GOAL:
Find each line holding "Submit" and copy it out.

Collected data:
━━━━━━━━━━━━━━━━━━━━

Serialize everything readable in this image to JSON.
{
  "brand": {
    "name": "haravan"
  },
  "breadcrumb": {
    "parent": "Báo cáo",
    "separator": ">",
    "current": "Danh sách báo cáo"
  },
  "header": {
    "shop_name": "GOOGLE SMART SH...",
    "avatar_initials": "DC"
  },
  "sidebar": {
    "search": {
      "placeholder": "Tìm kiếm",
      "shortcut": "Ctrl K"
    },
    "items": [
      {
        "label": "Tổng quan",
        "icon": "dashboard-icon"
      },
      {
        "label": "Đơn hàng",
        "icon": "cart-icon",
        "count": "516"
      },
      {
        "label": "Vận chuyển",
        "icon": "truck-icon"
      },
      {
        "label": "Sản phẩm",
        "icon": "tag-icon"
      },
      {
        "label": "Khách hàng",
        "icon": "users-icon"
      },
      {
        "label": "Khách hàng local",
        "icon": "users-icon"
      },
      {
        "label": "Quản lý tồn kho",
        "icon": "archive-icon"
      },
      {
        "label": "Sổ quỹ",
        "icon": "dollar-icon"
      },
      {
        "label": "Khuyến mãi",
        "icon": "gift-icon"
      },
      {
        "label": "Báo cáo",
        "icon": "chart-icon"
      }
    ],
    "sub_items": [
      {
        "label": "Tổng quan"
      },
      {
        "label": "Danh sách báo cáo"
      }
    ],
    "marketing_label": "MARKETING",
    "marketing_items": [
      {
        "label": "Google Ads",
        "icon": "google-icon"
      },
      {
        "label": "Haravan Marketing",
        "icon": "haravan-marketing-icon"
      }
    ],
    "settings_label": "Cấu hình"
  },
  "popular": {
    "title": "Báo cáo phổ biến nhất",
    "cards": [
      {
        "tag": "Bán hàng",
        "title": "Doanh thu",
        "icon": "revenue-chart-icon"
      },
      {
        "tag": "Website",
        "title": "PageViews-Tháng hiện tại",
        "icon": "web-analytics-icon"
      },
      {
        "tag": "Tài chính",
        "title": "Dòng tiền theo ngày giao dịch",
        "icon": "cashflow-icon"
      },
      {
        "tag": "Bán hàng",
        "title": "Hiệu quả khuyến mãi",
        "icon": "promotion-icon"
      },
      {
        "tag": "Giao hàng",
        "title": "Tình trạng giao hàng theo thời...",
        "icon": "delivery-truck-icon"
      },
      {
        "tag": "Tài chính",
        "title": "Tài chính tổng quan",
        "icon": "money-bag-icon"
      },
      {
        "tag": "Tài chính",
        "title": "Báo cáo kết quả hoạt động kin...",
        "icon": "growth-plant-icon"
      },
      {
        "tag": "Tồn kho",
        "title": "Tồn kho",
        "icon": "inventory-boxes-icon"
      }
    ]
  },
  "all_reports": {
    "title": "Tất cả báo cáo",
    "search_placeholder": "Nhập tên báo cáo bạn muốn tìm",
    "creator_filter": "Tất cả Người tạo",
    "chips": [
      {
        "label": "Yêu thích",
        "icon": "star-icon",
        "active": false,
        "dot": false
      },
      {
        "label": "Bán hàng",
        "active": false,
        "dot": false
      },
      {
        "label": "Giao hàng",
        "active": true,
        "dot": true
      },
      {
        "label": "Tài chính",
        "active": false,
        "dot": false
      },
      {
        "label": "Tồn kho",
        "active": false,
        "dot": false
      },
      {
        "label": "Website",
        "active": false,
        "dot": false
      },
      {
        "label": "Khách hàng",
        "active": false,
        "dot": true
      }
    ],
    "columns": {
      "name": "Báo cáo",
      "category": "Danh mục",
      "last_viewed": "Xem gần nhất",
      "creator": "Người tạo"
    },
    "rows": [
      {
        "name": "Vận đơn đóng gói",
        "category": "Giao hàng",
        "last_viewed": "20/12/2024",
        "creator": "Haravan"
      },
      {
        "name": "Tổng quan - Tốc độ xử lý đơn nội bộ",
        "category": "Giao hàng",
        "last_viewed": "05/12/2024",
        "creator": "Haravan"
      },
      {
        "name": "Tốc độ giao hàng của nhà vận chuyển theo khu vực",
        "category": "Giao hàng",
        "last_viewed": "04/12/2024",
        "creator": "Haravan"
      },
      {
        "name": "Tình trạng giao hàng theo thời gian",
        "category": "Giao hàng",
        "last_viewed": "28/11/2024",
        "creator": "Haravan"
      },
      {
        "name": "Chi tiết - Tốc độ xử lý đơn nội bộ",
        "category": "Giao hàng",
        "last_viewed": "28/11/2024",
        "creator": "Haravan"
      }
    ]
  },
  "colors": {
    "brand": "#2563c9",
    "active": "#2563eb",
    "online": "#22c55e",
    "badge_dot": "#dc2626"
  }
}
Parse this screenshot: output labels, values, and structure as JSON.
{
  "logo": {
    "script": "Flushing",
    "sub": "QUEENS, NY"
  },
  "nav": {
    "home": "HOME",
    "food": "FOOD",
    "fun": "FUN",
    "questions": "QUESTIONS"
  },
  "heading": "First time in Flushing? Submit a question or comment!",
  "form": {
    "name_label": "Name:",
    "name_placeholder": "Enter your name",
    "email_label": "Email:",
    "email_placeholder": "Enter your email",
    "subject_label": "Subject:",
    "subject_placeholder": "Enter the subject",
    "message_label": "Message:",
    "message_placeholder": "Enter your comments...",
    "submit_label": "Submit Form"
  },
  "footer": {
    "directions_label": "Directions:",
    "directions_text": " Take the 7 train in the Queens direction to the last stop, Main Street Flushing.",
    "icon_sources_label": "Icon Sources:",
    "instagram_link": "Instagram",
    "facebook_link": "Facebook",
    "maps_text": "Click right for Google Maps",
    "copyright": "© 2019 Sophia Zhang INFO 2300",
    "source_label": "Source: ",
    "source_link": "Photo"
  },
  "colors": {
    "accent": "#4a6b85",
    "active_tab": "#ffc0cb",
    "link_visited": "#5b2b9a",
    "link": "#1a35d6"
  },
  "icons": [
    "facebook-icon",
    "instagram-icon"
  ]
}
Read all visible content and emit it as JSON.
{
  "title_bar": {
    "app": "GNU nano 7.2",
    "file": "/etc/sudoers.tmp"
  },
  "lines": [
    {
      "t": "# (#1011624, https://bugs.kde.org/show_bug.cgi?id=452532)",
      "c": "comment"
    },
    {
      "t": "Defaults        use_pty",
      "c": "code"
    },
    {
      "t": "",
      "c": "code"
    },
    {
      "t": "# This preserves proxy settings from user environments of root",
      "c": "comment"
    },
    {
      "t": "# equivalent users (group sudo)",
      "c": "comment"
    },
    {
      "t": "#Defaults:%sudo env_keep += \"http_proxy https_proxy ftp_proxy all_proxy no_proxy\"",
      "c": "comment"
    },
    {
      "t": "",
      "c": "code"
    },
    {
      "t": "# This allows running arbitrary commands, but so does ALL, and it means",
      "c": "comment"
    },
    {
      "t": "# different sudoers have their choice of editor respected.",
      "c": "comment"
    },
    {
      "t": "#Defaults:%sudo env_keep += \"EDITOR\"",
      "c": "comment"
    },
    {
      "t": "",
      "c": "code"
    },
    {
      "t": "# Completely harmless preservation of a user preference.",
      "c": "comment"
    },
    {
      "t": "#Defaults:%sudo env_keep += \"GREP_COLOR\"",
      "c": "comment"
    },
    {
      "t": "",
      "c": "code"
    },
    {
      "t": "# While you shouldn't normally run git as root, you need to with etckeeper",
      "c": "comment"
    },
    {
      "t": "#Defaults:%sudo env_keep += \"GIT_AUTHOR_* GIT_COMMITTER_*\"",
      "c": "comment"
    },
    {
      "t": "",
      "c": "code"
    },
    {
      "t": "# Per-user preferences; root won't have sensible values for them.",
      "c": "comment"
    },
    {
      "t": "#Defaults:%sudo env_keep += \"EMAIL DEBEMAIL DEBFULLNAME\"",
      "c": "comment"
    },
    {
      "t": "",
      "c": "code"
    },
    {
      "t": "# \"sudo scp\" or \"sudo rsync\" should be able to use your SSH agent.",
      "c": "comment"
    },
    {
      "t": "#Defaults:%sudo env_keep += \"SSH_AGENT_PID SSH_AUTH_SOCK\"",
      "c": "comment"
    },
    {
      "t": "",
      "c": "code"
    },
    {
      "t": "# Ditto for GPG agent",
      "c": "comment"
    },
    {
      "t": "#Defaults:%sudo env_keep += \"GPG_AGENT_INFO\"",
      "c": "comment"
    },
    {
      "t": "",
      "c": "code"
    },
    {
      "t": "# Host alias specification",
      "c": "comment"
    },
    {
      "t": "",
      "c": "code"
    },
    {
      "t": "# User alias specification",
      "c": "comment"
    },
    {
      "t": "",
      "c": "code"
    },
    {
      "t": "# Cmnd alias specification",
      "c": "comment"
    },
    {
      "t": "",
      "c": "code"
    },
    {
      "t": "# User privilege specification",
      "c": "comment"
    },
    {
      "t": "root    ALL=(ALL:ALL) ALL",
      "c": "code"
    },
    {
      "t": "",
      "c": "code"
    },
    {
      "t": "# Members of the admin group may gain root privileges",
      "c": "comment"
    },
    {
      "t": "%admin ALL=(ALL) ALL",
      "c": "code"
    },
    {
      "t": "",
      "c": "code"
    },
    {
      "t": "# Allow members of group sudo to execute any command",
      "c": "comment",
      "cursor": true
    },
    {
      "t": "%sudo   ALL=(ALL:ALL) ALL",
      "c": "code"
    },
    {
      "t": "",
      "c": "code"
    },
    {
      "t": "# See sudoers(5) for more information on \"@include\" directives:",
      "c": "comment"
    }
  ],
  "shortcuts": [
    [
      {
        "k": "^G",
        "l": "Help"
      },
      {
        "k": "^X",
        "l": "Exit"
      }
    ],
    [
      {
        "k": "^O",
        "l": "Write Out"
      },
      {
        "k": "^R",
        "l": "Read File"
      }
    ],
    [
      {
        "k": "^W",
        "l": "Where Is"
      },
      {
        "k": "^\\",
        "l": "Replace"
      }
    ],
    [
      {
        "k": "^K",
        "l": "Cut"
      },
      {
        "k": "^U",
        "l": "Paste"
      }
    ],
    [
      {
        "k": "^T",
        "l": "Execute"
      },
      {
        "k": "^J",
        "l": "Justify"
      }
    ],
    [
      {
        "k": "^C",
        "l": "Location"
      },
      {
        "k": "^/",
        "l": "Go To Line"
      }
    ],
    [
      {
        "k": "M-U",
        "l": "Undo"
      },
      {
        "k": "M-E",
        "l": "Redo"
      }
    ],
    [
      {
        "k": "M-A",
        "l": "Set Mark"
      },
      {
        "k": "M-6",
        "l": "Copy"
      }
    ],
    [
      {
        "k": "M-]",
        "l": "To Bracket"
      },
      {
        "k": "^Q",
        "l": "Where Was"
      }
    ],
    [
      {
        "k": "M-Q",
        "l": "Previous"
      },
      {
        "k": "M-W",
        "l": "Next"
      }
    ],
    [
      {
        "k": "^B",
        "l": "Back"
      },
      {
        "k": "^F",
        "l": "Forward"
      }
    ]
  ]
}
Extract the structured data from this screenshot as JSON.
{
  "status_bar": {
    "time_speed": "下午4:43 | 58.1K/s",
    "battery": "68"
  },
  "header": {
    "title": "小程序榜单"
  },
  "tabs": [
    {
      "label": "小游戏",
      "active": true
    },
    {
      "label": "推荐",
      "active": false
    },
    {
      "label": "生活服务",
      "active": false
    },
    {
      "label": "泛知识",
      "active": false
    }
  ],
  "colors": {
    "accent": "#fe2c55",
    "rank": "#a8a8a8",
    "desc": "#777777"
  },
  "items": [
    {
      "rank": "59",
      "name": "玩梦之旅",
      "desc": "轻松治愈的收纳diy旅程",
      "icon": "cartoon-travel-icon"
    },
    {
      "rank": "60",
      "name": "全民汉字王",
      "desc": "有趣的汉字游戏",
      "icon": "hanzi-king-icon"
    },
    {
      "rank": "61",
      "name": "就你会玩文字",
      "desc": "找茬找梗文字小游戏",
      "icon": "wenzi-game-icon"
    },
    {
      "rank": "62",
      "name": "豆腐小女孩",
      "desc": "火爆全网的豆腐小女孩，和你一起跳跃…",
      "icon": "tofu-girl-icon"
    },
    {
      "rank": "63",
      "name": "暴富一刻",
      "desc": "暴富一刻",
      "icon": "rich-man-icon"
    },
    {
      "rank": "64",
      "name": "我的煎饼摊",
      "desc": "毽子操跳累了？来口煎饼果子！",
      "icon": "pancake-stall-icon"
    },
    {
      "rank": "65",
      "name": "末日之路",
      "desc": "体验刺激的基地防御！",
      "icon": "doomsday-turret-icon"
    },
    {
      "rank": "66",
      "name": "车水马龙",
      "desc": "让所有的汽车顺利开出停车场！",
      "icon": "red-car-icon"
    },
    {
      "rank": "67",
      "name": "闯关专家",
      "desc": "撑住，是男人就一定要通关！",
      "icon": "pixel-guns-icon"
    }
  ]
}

━━━━━━━━━━━━━━━━━━━━

SOLUTION TO THIS PROBLEM:
  "heading": "First time in Flushing? Submit a question or comment!",
    "submit_label": "Submit Form"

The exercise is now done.